→ **INPUT DATA**
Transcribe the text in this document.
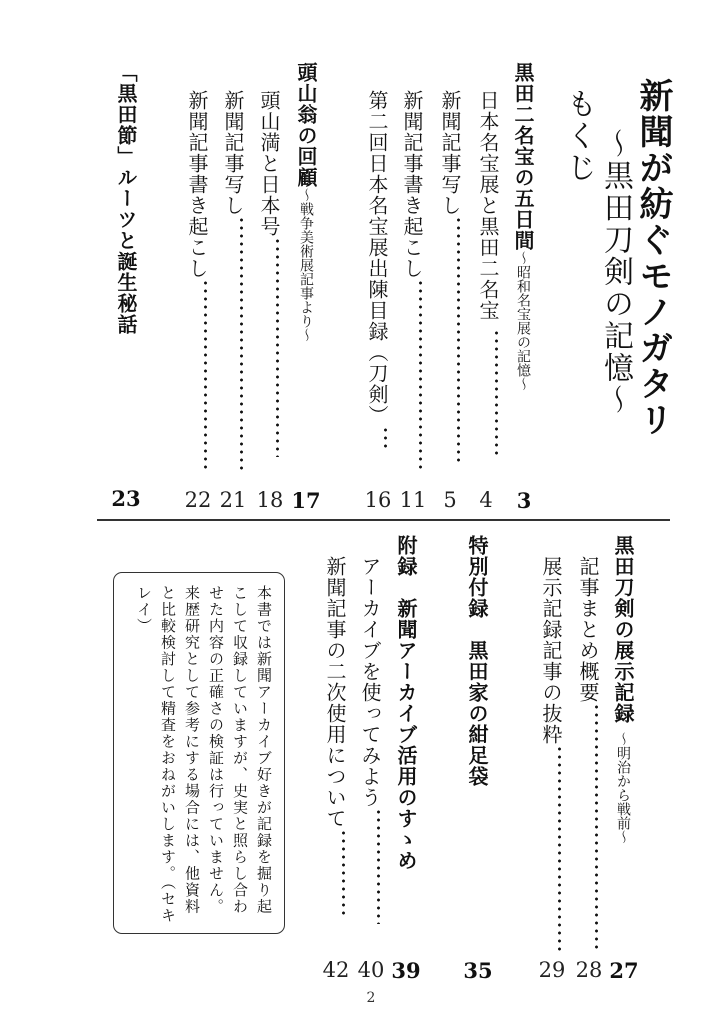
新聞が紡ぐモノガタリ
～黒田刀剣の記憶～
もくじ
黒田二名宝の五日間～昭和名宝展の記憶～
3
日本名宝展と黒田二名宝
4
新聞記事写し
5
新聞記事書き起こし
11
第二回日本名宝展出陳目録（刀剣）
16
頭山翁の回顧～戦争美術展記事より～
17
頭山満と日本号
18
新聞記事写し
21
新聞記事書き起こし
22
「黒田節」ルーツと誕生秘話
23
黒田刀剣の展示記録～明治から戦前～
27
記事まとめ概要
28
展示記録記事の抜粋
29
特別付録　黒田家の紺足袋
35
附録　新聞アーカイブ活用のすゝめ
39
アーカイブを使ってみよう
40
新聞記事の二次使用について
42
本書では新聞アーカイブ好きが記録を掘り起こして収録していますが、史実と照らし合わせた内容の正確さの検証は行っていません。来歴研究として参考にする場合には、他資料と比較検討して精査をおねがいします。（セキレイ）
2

* * *

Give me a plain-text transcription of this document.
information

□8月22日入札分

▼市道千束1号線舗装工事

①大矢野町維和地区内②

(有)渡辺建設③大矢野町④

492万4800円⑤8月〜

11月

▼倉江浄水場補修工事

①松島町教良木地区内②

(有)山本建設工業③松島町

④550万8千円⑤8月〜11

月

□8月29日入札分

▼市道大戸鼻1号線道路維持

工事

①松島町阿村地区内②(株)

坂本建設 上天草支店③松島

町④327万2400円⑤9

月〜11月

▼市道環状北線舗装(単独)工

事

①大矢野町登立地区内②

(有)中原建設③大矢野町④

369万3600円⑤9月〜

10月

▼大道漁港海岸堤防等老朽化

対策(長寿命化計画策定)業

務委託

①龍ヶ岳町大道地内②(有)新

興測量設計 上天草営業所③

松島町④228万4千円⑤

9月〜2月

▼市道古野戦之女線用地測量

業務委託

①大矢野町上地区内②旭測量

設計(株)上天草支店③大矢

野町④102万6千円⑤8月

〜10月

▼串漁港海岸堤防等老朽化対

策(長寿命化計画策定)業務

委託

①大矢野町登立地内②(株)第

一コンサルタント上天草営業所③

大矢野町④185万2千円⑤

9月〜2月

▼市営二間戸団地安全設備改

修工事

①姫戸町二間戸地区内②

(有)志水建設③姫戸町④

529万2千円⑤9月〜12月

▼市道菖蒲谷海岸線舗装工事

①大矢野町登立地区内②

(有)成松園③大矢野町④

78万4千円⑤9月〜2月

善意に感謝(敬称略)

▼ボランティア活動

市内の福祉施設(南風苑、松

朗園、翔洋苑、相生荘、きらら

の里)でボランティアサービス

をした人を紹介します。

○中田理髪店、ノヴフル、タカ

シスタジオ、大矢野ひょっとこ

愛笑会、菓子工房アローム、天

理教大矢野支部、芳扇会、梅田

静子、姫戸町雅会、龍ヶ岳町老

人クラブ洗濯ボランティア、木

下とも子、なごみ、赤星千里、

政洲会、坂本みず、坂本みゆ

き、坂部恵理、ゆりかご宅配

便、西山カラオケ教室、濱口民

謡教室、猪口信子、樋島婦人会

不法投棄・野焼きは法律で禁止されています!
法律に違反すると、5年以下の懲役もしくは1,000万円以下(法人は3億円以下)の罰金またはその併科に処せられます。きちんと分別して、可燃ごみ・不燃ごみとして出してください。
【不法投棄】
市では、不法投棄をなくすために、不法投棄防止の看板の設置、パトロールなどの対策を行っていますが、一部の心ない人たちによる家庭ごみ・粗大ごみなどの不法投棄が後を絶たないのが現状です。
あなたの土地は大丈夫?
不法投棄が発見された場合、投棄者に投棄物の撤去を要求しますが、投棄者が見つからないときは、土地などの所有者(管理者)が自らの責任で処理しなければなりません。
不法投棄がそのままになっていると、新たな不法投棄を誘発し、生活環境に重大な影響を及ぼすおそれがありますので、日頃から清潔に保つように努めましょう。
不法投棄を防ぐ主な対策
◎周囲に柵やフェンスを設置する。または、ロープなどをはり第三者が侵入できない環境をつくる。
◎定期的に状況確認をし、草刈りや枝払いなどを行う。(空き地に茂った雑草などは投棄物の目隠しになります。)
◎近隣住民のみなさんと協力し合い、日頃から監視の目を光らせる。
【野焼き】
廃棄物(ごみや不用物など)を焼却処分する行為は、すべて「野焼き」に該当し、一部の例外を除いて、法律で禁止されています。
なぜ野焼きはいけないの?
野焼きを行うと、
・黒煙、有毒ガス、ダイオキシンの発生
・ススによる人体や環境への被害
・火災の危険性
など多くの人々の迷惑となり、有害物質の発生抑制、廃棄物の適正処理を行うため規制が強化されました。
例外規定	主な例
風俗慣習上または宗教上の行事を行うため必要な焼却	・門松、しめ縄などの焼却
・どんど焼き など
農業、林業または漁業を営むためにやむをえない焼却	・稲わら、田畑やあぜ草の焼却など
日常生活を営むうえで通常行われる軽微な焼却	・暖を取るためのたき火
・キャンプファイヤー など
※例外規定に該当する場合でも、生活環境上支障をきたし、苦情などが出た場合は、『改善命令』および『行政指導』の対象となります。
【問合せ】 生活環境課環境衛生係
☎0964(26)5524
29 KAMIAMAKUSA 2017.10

* * *

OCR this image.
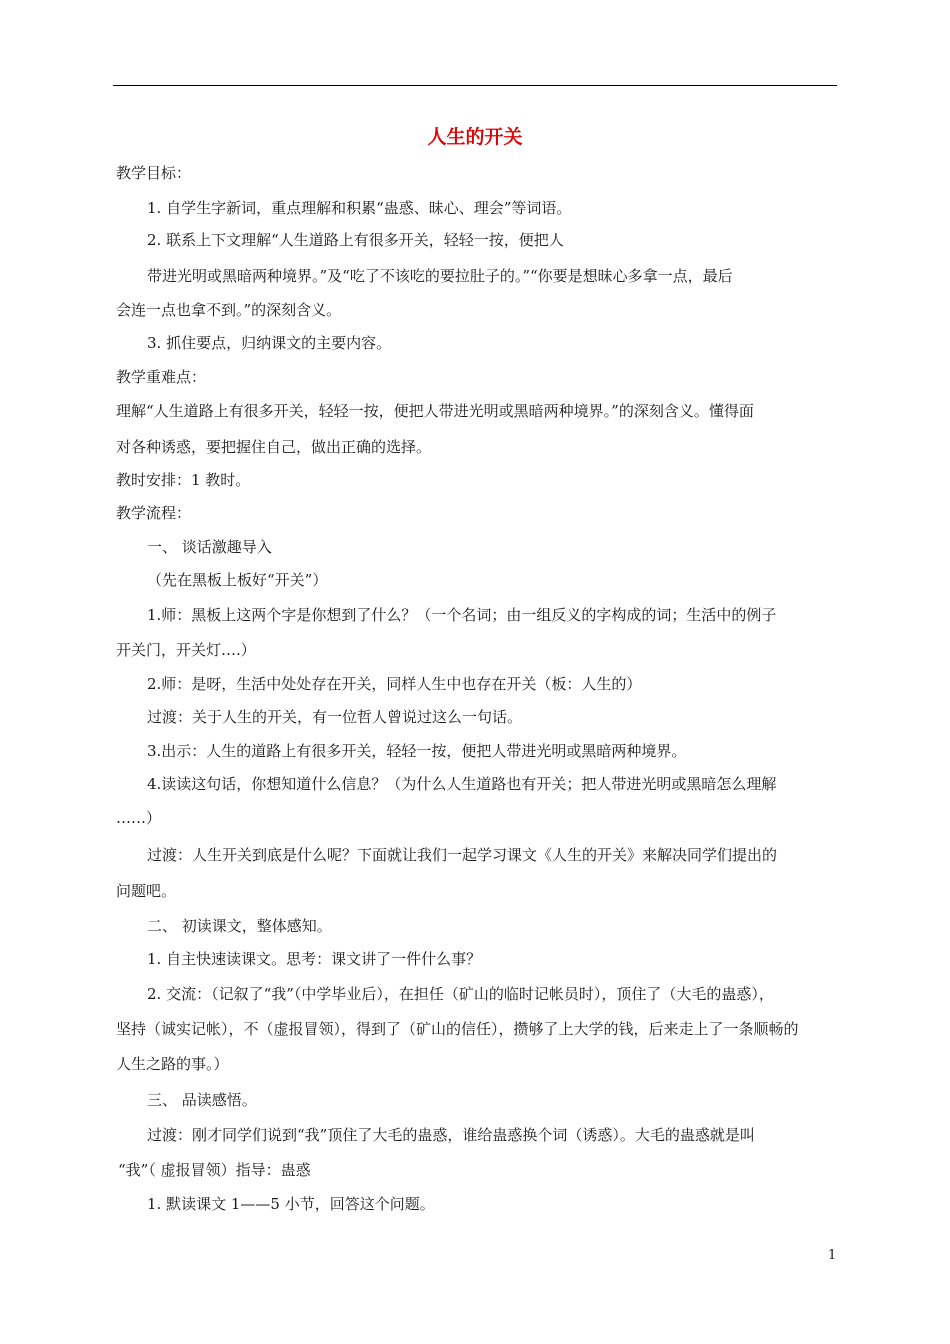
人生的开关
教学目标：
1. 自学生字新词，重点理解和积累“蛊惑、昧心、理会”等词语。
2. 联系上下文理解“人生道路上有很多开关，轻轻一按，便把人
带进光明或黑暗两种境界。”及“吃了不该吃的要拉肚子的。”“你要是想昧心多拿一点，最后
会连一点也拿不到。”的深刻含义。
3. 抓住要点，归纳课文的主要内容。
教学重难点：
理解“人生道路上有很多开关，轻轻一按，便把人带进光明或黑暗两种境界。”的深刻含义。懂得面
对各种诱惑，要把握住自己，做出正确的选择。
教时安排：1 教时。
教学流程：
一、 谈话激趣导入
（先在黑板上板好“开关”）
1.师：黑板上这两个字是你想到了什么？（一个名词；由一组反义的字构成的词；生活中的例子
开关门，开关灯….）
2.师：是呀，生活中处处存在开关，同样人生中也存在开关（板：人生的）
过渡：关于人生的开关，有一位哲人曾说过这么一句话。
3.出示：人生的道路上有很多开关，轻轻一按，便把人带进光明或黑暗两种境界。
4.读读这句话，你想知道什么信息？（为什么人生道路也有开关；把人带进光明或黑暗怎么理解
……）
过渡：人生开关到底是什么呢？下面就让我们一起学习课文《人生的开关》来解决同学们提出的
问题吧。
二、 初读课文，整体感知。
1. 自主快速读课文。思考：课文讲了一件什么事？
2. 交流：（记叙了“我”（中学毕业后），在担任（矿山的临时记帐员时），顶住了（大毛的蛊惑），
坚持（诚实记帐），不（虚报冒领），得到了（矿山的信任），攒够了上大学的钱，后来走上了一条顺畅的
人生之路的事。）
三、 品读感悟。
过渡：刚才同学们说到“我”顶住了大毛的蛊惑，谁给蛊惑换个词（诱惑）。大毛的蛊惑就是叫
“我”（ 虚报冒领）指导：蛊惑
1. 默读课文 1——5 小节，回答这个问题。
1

→ **AIM**
From the data above, count the lines where "text" occurs and give that figure and nothing else.

→ **TASK OUTPUT**
2